-- JOB --
From the entries below, work out the number of lines that hold the word "Reset", and give that number alone.

-- RECORDS SHOWN --

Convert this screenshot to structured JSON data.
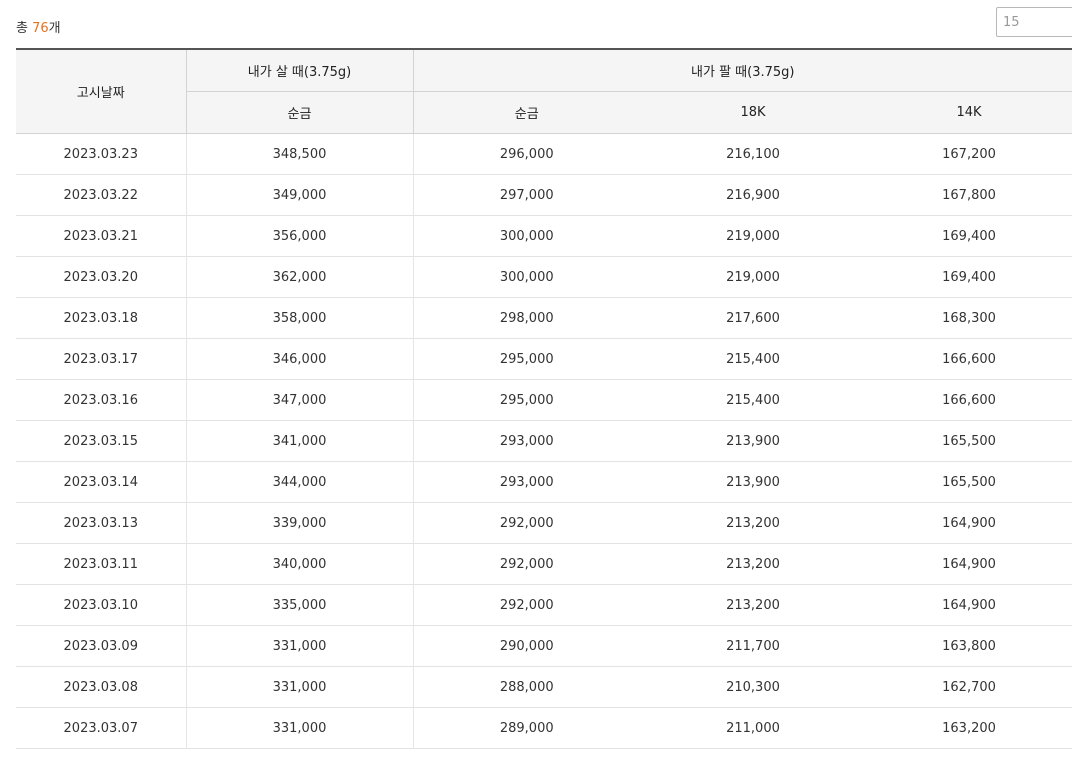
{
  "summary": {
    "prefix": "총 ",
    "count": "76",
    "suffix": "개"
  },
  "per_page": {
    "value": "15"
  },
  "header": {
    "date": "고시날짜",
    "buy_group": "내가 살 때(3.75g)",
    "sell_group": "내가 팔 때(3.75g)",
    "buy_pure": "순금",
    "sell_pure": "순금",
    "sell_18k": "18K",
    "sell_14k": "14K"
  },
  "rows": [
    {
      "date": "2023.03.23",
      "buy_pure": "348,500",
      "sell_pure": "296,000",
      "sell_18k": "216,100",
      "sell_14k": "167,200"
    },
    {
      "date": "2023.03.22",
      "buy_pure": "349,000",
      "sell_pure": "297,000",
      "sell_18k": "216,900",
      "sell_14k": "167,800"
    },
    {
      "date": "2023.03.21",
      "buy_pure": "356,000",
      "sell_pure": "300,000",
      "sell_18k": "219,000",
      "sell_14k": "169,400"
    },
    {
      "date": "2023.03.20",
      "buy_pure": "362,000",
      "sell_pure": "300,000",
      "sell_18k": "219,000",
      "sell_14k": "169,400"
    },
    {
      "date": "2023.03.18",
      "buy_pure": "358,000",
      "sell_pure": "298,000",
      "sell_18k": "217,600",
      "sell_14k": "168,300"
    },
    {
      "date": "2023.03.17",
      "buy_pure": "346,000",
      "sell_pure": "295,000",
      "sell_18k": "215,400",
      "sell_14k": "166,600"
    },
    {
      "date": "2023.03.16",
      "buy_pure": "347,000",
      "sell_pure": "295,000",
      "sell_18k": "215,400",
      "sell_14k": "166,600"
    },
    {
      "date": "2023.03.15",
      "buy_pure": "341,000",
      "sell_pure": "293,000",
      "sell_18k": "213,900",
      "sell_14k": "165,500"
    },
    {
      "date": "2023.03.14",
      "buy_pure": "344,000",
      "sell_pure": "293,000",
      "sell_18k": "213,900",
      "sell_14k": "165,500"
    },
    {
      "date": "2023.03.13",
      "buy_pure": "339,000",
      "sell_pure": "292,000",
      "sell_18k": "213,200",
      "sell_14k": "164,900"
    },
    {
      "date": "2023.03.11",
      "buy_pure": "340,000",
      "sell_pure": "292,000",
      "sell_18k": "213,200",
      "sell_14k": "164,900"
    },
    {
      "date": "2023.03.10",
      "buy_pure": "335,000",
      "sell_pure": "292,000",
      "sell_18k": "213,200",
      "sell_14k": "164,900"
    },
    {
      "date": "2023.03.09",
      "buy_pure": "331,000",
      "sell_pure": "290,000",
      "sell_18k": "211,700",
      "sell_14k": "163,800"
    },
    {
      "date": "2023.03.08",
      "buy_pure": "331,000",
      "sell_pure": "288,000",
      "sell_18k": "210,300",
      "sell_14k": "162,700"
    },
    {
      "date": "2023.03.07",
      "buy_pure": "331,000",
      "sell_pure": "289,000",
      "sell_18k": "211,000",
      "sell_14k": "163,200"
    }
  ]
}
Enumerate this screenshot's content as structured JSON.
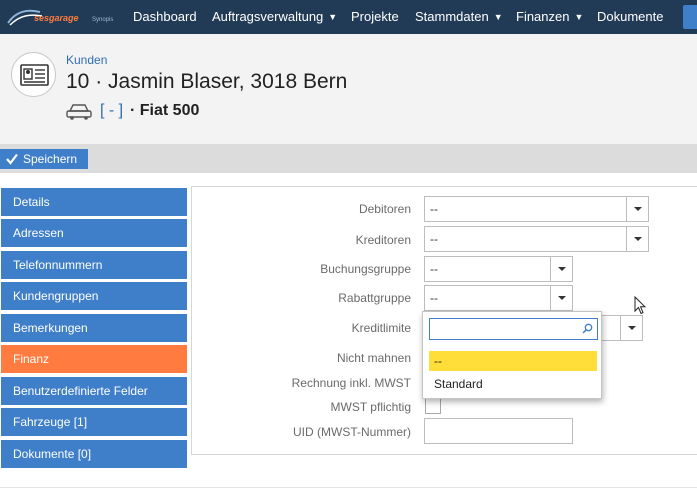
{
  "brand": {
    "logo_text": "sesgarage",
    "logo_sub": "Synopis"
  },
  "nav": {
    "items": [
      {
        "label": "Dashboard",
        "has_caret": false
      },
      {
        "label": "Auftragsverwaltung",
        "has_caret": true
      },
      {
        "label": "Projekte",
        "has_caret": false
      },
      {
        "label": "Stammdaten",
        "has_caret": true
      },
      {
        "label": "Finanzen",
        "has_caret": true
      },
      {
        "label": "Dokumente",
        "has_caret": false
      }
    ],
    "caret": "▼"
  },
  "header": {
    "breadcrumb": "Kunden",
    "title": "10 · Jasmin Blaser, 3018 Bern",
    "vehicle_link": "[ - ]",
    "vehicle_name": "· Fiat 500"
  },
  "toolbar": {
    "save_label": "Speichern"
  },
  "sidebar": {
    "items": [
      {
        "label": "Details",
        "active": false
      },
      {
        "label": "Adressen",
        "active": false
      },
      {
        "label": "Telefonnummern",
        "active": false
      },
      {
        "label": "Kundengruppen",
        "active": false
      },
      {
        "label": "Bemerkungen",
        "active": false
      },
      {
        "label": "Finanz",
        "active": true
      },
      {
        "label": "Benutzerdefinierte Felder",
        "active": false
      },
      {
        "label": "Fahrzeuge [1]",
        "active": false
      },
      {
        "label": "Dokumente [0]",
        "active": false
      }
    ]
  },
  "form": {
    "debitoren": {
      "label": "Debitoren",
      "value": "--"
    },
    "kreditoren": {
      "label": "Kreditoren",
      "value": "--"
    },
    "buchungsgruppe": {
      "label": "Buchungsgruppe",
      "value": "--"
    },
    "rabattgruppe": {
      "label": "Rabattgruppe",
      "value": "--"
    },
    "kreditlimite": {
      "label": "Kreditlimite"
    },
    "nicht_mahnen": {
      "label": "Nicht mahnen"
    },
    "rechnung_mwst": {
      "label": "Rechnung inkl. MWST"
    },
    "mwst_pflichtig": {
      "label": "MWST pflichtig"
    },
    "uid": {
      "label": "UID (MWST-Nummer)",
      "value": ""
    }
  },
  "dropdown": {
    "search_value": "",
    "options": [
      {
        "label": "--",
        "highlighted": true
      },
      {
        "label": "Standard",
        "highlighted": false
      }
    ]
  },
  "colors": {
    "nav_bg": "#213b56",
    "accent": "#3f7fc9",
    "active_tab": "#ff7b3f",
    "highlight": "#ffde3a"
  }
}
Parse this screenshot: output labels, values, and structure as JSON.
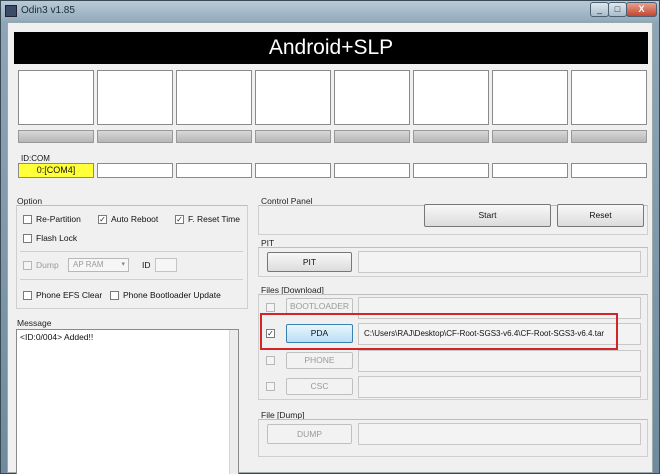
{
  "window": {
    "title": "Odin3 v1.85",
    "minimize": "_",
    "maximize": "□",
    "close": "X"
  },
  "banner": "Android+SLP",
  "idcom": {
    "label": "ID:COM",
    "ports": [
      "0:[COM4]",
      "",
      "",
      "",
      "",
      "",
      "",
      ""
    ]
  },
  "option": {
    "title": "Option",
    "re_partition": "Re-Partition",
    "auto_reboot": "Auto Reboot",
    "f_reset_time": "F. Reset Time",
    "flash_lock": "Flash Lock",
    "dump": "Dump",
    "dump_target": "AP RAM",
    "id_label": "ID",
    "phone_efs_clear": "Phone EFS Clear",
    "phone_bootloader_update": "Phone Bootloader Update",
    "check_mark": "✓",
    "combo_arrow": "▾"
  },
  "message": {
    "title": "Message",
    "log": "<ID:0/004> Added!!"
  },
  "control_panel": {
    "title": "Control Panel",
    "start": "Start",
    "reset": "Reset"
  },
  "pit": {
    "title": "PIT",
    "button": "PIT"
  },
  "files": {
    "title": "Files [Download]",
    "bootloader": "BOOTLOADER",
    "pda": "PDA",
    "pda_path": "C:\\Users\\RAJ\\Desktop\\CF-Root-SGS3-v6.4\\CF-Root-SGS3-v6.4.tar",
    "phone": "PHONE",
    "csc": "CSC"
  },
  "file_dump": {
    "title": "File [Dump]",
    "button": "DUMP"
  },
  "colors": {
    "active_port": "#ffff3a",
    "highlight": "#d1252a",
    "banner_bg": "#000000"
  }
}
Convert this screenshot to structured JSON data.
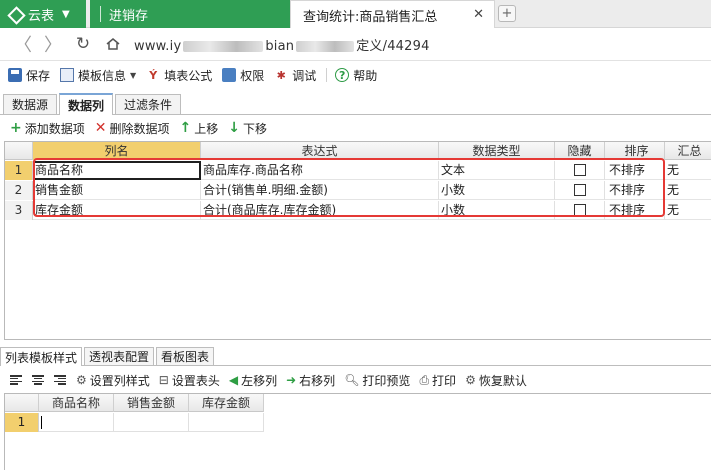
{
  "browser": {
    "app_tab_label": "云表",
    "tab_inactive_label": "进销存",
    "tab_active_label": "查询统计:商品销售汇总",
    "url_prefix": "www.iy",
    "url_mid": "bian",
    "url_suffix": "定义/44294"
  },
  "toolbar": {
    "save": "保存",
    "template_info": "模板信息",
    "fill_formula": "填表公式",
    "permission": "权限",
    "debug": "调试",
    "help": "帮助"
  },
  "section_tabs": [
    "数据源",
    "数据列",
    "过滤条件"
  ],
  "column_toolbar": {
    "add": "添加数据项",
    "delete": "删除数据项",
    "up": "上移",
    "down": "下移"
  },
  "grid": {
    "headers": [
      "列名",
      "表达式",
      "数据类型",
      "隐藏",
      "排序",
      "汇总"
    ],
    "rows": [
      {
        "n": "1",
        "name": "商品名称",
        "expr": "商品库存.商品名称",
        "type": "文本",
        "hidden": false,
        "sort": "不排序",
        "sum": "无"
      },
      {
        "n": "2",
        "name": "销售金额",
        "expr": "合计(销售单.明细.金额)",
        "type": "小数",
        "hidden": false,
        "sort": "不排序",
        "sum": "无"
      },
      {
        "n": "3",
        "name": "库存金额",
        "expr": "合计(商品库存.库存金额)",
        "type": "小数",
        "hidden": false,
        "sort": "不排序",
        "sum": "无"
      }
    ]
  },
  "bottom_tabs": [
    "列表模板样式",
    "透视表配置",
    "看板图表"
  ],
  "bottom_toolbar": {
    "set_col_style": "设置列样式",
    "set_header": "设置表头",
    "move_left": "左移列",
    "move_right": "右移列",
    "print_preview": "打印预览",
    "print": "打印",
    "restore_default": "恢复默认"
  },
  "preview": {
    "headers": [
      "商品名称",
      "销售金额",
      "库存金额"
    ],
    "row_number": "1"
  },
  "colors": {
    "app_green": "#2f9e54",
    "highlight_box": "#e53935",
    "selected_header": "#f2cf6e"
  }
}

-- RESPONSE BELOW --
2